=== Directive ===
From the entries that follow, list every line in which the string "Sales" appears.

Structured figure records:

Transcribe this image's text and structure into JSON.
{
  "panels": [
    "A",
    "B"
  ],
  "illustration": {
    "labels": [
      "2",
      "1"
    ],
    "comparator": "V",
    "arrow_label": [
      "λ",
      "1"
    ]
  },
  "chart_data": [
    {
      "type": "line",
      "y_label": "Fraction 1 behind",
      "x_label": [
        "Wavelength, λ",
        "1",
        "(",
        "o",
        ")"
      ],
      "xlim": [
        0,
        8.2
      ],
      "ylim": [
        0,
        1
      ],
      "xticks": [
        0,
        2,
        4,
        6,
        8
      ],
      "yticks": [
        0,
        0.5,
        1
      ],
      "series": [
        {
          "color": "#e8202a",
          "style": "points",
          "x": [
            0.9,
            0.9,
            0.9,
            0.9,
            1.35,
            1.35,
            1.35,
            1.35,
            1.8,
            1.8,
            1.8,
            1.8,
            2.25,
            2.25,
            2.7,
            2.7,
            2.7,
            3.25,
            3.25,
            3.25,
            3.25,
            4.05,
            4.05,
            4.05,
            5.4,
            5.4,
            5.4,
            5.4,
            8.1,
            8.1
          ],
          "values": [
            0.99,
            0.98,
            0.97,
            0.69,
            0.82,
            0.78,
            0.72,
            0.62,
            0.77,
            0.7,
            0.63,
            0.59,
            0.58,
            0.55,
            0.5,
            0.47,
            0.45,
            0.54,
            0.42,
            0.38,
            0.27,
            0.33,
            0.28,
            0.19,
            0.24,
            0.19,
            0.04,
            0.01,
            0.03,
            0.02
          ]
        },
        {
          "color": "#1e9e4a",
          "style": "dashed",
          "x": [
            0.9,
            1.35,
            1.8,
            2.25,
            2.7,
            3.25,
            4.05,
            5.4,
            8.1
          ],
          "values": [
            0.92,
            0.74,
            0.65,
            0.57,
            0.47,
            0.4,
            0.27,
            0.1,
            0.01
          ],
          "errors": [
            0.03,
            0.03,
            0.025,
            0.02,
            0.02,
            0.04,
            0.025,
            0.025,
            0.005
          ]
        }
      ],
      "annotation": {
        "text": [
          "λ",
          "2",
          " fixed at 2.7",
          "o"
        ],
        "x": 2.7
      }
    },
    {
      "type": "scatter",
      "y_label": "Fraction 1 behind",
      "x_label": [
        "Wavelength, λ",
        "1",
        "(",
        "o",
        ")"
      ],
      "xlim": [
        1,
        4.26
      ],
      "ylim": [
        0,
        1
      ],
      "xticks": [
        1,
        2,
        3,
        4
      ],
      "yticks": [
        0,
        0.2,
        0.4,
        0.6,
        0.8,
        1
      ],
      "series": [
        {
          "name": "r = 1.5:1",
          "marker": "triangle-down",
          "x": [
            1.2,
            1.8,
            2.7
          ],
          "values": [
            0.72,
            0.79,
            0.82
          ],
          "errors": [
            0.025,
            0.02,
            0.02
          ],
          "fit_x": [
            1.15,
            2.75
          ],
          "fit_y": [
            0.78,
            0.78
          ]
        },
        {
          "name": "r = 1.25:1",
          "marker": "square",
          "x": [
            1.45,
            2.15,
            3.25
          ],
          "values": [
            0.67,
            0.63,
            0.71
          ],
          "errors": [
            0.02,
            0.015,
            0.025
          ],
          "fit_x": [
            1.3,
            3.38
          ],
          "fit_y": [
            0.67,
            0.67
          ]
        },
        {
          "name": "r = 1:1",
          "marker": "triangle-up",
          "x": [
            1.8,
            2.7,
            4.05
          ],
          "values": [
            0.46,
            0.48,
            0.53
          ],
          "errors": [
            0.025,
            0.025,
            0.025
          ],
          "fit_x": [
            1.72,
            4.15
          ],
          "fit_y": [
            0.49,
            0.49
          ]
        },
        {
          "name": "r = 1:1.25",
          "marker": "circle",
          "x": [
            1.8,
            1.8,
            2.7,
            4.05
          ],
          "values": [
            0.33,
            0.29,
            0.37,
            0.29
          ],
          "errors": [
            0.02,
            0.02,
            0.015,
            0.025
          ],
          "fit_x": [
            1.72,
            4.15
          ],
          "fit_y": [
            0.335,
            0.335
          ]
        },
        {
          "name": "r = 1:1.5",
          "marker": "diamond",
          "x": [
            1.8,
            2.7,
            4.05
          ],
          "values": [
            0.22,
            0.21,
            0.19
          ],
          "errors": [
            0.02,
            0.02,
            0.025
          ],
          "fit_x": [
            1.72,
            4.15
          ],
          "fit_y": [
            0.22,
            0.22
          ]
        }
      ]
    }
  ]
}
--
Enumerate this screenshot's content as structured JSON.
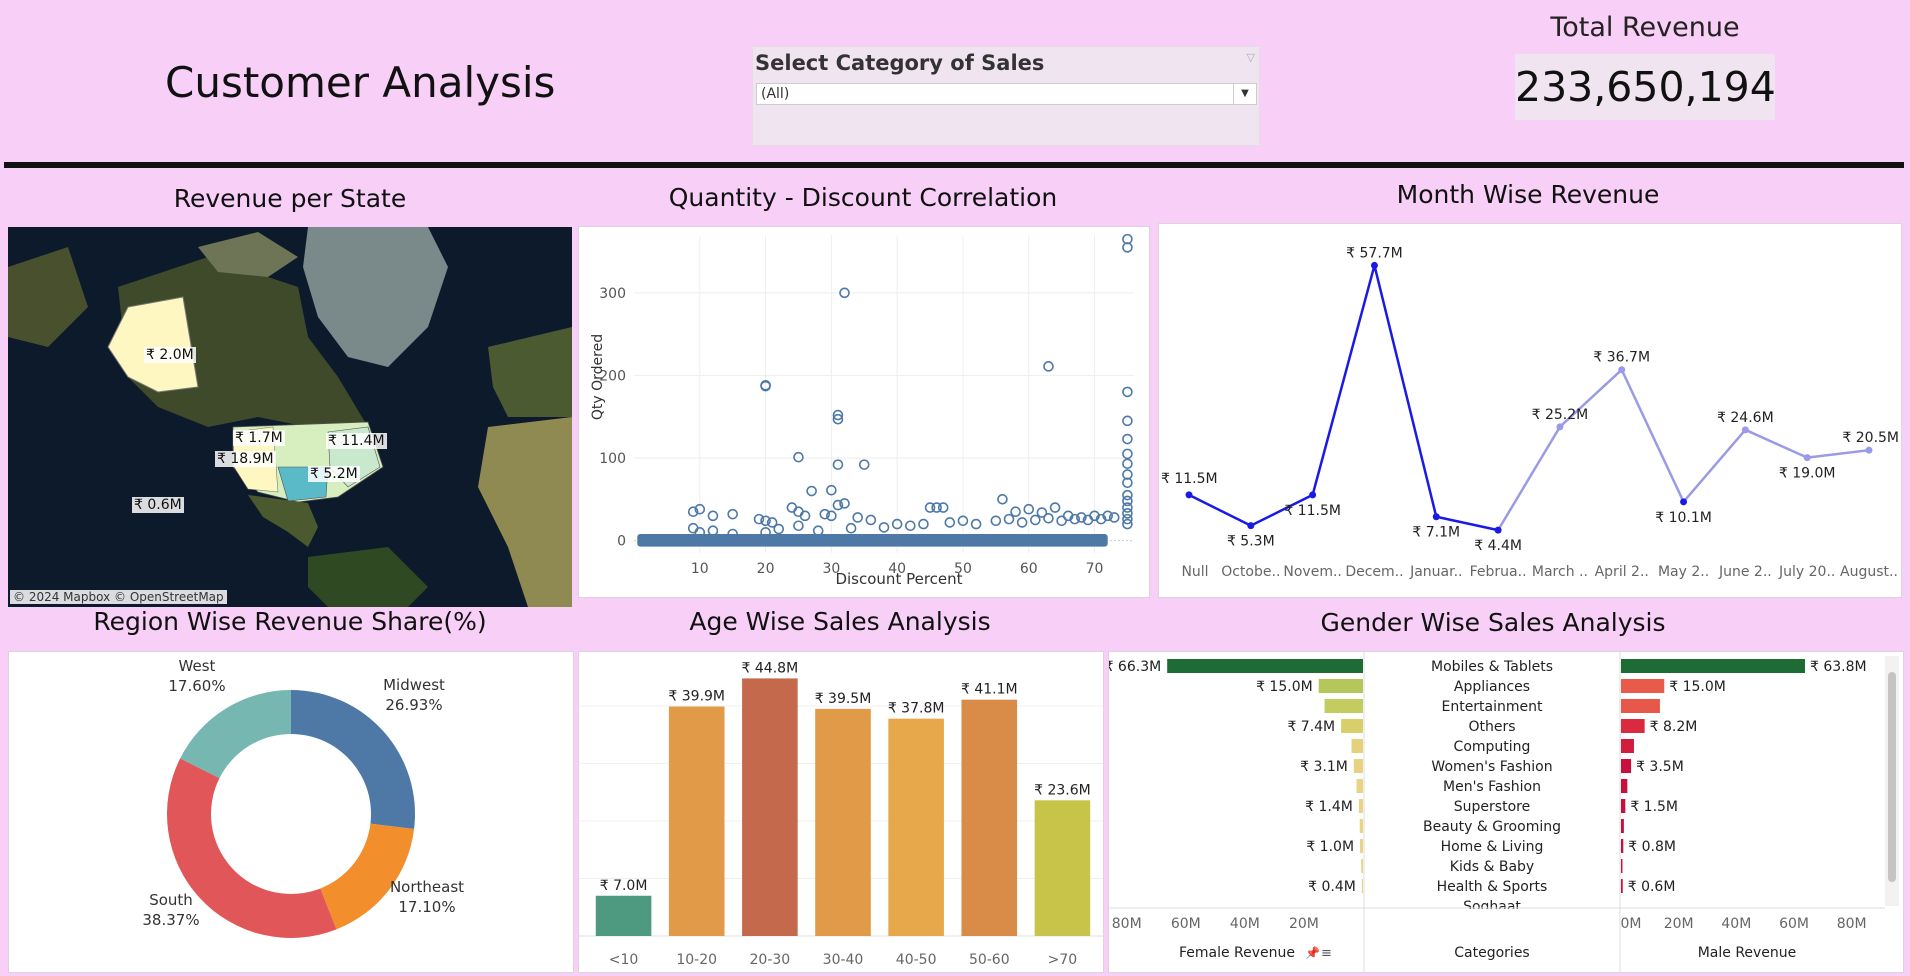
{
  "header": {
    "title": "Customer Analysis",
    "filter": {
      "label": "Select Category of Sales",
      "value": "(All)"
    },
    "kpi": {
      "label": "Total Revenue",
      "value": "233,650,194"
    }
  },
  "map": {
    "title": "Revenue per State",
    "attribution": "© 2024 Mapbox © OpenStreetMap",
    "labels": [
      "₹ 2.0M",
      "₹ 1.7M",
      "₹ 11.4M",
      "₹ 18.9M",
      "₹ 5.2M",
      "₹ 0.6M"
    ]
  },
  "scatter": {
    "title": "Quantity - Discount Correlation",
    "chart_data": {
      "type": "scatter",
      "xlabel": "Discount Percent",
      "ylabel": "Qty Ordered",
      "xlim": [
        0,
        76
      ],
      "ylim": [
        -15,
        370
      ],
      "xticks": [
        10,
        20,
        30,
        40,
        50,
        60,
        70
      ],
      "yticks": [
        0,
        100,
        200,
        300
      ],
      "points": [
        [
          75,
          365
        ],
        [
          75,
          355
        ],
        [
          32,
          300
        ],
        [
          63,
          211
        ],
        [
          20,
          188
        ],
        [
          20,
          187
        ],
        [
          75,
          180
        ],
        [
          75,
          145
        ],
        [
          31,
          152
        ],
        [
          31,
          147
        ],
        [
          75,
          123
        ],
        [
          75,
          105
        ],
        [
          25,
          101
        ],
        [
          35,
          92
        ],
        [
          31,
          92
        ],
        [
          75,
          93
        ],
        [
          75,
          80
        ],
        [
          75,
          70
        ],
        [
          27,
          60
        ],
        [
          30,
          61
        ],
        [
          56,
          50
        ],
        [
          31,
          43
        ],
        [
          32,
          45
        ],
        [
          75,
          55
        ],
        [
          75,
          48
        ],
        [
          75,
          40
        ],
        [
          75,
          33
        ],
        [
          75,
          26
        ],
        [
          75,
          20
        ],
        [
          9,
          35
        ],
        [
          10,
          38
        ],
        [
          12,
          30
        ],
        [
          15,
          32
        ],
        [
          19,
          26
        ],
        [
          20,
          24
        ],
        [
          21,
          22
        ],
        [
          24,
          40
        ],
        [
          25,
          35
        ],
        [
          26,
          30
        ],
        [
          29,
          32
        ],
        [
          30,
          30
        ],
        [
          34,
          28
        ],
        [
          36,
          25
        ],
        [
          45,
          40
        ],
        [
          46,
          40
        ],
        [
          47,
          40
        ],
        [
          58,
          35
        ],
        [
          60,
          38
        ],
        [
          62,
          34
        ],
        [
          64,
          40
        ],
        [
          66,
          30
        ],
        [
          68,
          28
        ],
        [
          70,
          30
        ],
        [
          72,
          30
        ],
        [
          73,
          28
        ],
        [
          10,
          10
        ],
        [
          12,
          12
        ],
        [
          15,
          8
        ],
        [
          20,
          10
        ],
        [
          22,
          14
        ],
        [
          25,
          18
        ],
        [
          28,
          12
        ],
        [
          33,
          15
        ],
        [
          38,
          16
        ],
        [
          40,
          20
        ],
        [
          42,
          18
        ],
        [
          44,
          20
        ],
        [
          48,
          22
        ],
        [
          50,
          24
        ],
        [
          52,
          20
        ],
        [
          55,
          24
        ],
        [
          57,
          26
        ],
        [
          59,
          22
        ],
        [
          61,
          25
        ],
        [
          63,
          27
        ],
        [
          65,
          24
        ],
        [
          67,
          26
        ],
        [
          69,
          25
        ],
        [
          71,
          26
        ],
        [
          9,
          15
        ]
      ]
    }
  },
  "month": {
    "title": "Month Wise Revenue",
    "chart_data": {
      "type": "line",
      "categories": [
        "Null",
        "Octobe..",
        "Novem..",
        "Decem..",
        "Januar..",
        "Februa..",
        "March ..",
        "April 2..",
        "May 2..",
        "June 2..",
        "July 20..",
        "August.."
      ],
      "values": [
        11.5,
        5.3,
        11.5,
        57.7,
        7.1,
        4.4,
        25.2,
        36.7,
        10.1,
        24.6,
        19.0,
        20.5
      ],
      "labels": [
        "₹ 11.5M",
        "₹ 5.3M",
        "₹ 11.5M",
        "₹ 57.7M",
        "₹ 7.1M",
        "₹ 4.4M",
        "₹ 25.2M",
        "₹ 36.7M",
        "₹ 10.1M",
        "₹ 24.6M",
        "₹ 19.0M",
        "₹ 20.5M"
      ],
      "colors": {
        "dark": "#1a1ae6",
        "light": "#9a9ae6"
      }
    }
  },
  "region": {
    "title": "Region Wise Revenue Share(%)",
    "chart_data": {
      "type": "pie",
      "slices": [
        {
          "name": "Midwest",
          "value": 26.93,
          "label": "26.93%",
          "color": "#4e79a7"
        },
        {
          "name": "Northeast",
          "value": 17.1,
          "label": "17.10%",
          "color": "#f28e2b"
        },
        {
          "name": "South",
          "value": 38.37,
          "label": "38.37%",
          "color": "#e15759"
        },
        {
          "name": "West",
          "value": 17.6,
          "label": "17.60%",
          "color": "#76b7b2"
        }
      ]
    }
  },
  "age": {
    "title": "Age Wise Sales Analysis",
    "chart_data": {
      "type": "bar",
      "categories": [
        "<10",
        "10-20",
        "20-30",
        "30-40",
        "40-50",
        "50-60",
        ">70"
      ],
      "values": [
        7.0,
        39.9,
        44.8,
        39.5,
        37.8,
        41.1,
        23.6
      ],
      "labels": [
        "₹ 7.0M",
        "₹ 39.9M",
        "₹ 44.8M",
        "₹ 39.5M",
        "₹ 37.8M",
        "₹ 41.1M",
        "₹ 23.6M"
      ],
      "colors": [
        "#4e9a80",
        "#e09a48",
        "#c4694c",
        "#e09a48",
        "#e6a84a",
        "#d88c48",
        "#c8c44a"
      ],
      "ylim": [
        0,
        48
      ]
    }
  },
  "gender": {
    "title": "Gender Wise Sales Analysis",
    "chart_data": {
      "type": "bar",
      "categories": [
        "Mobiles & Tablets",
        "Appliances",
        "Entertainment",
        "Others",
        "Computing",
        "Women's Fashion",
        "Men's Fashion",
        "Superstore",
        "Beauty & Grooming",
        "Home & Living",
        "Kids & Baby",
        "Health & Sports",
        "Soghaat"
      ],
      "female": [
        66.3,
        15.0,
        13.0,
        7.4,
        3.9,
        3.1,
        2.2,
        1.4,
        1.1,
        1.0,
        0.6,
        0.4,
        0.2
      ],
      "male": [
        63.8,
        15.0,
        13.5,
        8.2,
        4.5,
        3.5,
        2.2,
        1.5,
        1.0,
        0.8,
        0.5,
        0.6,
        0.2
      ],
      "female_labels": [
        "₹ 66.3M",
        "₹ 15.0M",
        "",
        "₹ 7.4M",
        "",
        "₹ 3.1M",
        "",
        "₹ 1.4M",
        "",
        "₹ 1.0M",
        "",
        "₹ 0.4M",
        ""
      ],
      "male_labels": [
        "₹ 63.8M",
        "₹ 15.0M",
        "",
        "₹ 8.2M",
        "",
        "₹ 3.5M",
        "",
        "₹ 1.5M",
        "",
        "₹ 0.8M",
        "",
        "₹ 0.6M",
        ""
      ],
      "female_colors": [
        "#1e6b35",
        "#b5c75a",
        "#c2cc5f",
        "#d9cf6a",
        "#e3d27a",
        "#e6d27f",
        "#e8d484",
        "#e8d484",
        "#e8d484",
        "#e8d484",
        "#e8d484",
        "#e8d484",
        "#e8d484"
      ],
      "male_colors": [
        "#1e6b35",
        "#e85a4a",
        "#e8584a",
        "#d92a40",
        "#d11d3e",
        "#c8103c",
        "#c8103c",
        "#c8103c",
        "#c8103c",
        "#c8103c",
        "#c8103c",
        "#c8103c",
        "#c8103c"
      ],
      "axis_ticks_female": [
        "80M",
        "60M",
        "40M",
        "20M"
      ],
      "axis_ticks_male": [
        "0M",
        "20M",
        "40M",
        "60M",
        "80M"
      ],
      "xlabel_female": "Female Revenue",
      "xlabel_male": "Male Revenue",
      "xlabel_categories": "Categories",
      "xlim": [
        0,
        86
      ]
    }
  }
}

=== Exercise output ===
      "label": "Select Category of Sales",
    "title": "Age Wise Sales Analysis",
    "title": "Gender Wise Sales Analysis",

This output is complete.